* BEGIN *

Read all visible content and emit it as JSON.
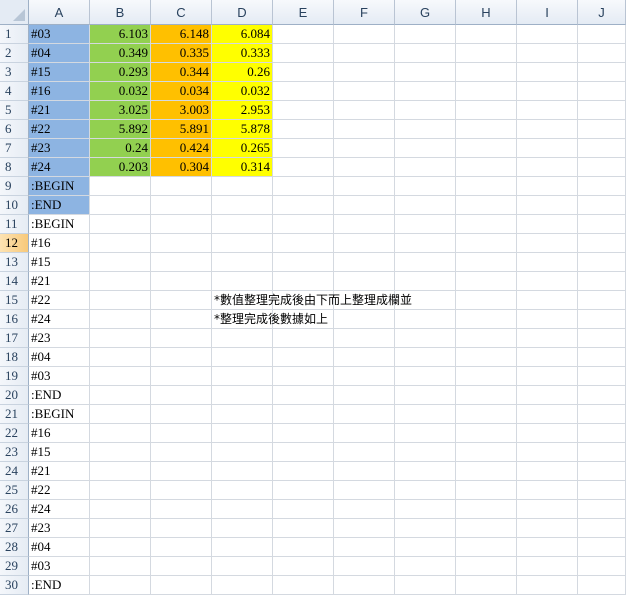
{
  "columns": [
    "A",
    "B",
    "C",
    "D",
    "E",
    "F",
    "G",
    "H",
    "I",
    "J"
  ],
  "rows": [
    "1",
    "2",
    "3",
    "4",
    "5",
    "6",
    "7",
    "8",
    "9",
    "10",
    "11",
    "12",
    "13",
    "14",
    "15",
    "16",
    "17",
    "18",
    "19",
    "20",
    "21",
    "22",
    "23",
    "24",
    "25",
    "26",
    "27",
    "28",
    "29",
    "30"
  ],
  "active_row": "12",
  "colors": {
    "col_a_fill": "#8db4e2",
    "col_b_fill": "#92d050",
    "col_c_fill": "#ffc000",
    "col_d_fill": "#ffff00",
    "grid_line": "#d4d9e0"
  },
  "col_a": [
    "#03",
    "#04",
    "#15",
    "#16",
    "#21",
    "#22",
    "#23",
    "#24",
    ":BEGIN",
    ":END",
    ":BEGIN",
    "#16",
    "#15",
    "#21",
    "#22",
    "#24",
    "#23",
    "#04",
    "#03",
    ":END",
    ":BEGIN",
    "#16",
    "#15",
    "#21",
    "#22",
    "#24",
    "#23",
    "#04",
    "#03",
    ":END"
  ],
  "col_b": [
    "6.103",
    "0.349",
    "0.293",
    "0.032",
    "3.025",
    "5.892",
    "0.24",
    "0.203"
  ],
  "col_c": [
    "6.148",
    "0.335",
    "0.344",
    "0.034",
    "3.003",
    "5.891",
    "0.424",
    "0.304"
  ],
  "col_d": [
    "6.084",
    "0.333",
    "0.26",
    "0.032",
    "2.953",
    "5.878",
    "0.265",
    "0.314"
  ],
  "notes": {
    "line1": "*數值整理完成後由下而上整理成欄並",
    "line2": "*整理完成後數據如上"
  }
}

* END *

**Aim of the task**
Pictures stay out of the copy; please restate every record above exactly.

**Result of the task**
Read all visible content and emit it as JSON.
{
  "columns": [
    "A",
    "B",
    "C",
    "D",
    "E",
    "F",
    "G",
    "H",
    "I",
    "J"
  ],
  "rows": [
    "1",
    "2",
    "3",
    "4",
    "5",
    "6",
    "7",
    "8",
    "9",
    "10",
    "11",
    "12",
    "13",
    "14",
    "15",
    "16",
    "17",
    "18",
    "19",
    "20",
    "21",
    "22",
    "23",
    "24",
    "25",
    "26",
    "27",
    "28",
    "29",
    "30"
  ],
  "active_row": "12",
  "colors": {
    "col_a_fill": "#8db4e2",
    "col_b_fill": "#92d050",
    "col_c_fill": "#ffc000",
    "col_d_fill": "#ffff00",
    "grid_line": "#d4d9e0"
  },
  "col_a": [
    "#03",
    "#04",
    "#15",
    "#16",
    "#21",
    "#22",
    "#23",
    "#24",
    ":BEGIN",
    ":END",
    ":BEGIN",
    "#16",
    "#15",
    "#21",
    "#22",
    "#24",
    "#23",
    "#04",
    "#03",
    ":END",
    ":BEGIN",
    "#16",
    "#15",
    "#21",
    "#22",
    "#24",
    "#23",
    "#04",
    "#03",
    ":END"
  ],
  "col_b": [
    "6.103",
    "0.349",
    "0.293",
    "0.032",
    "3.025",
    "5.892",
    "0.24",
    "0.203"
  ],
  "col_c": [
    "6.148",
    "0.335",
    "0.344",
    "0.034",
    "3.003",
    "5.891",
    "0.424",
    "0.304"
  ],
  "col_d": [
    "6.084",
    "0.333",
    "0.26",
    "0.032",
    "2.953",
    "5.878",
    "0.265",
    "0.314"
  ],
  "notes": {
    "line1": "*數值整理完成後由下而上整理成欄並",
    "line2": "*整理完成後數據如上"
  }
}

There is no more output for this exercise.